(Dataset items)
═══
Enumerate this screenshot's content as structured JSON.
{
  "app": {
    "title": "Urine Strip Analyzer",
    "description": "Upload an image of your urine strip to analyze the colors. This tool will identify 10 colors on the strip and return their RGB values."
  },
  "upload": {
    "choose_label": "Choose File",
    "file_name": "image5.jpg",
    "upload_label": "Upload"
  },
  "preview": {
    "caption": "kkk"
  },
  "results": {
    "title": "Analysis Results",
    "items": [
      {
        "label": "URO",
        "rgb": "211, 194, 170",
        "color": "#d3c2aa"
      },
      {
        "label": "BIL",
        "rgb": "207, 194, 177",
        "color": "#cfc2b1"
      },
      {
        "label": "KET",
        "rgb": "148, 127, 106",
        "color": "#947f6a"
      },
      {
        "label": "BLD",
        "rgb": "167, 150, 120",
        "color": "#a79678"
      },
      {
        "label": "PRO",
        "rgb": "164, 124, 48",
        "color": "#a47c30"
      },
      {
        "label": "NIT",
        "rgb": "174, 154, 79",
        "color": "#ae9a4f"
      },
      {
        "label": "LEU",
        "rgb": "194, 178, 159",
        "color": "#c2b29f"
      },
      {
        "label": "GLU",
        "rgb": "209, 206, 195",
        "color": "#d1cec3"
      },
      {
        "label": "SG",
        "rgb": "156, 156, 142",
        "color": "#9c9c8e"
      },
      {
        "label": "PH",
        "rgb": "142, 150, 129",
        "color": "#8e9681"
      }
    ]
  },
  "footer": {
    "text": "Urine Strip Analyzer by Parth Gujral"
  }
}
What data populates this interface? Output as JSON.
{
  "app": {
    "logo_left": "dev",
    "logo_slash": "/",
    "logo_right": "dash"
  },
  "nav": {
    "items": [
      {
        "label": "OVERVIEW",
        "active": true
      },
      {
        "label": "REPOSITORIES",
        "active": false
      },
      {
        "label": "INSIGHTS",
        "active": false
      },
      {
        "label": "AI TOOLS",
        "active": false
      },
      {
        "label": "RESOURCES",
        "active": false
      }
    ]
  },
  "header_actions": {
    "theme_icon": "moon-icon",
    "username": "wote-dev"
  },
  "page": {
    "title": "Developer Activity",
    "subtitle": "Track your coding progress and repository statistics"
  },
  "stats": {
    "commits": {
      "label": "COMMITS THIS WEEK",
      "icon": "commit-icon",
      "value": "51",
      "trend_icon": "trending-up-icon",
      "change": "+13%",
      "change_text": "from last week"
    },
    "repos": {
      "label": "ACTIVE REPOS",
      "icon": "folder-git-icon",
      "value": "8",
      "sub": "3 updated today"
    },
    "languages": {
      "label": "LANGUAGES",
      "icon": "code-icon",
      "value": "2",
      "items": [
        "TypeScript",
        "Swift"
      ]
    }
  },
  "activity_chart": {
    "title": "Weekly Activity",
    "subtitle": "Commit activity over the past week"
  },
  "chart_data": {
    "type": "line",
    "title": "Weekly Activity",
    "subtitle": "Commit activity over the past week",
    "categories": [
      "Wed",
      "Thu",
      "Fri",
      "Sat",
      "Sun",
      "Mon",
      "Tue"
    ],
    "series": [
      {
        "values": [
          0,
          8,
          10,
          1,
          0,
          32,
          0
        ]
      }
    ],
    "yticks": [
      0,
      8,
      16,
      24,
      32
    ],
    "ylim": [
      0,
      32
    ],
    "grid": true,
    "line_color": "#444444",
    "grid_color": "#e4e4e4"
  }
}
═══
• **TASK PROMPT**
Every line of the records above needs to be given again exactly.

• **ANSWER BELOW**
Enumerate this screenshot's content as structured JSON.
{
  "app": {
    "title": "Urine Strip Analyzer",
    "description": "Upload an image of your urine strip to analyze the colors. This tool will identify 10 colors on the strip and return their RGB values."
  },
  "upload": {
    "choose_label": "Choose File",
    "file_name": "image5.jpg",
    "upload_label": "Upload"
  },
  "preview": {
    "caption": "kkk"
  },
  "results": {
    "title": "Analysis Results",
    "items": [
      {
        "label": "URO",
        "rgb": "211, 194, 170",
        "color": "#d3c2aa"
      },
      {
        "label": "BIL",
        "rgb": "207, 194, 177",
        "color": "#cfc2b1"
      },
      {
        "label": "KET",
        "rgb": "148, 127, 106",
        "color": "#947f6a"
      },
      {
        "label": "BLD",
        "rgb": "167, 150, 120",
        "color": "#a79678"
      },
      {
        "label": "PRO",
        "rgb": "164, 124, 48",
        "color": "#a47c30"
      },
      {
        "label": "NIT",
        "rgb": "174, 154, 79",
        "color": "#ae9a4f"
      },
      {
        "label": "LEU",
        "rgb": "194, 178, 159",
        "color": "#c2b29f"
      },
      {
        "label": "GLU",
        "rgb": "209, 206, 195",
        "color": "#d1cec3"
      },
      {
        "label": "SG",
        "rgb": "156, 156, 142",
        "color": "#9c9c8e"
      },
      {
        "label": "PH",
        "rgb": "142, 150, 129",
        "color": "#8e9681"
      }
    ]
  },
  "footer": {
    "text": "Urine Strip Analyzer by Parth Gujral"
  }
}
What data populates this interface? Output as JSON.
{
  "app": {
    "logo_left": "dev",
    "logo_slash": "/",
    "logo_right": "dash"
  },
  "nav": {
    "items": [
      {
        "label": "OVERVIEW",
        "active": true
      },
      {
        "label": "REPOSITORIES",
        "active": false
      },
      {
        "label": "INSIGHTS",
        "active": false
      },
      {
        "label": "AI TOOLS",
        "active": false
      },
      {
        "label": "RESOURCES",
        "active": false
      }
    ]
  },
  "header_actions": {
    "theme_icon": "moon-icon",
    "username": "wote-dev"
  },
  "page": {
    "title": "Developer Activity",
    "subtitle": "Track your coding progress and repository statistics"
  },
  "stats": {
    "commits": {
      "label": "COMMITS THIS WEEK",
      "icon": "commit-icon",
      "value": "51",
      "trend_icon": "trending-up-icon",
      "change": "+13%",
      "change_text": "from last week"
    },
    "repos": {
      "label": "ACTIVE REPOS",
      "icon": "folder-git-icon",
      "value": "8",
      "sub": "3 updated today"
    },
    "languages": {
      "label": "LANGUAGES",
      "icon": "code-icon",
      "value": "2",
      "items": [
        "TypeScript",
        "Swift"
      ]
    }
  },
  "activity_chart": {
    "title": "Weekly Activity",
    "subtitle": "Commit activity over the past week"
  },
  "chart_data": {
    "type": "line",
    "title": "Weekly Activity",
    "subtitle": "Commit activity over the past week",
    "categories": [
      "Wed",
      "Thu",
      "Fri",
      "Sat",
      "Sun",
      "Mon",
      "Tue"
    ],
    "series": [
      {
        "values": [
          0,
          8,
          10,
          1,
          0,
          32,
          0
        ]
      }
    ],
    "yticks": [
      0,
      8,
      16,
      24,
      32
    ],
    "ylim": [
      0,
      32
    ],
    "grid": true,
    "line_color": "#444444",
    "grid_color": "#e4e4e4"
  }
}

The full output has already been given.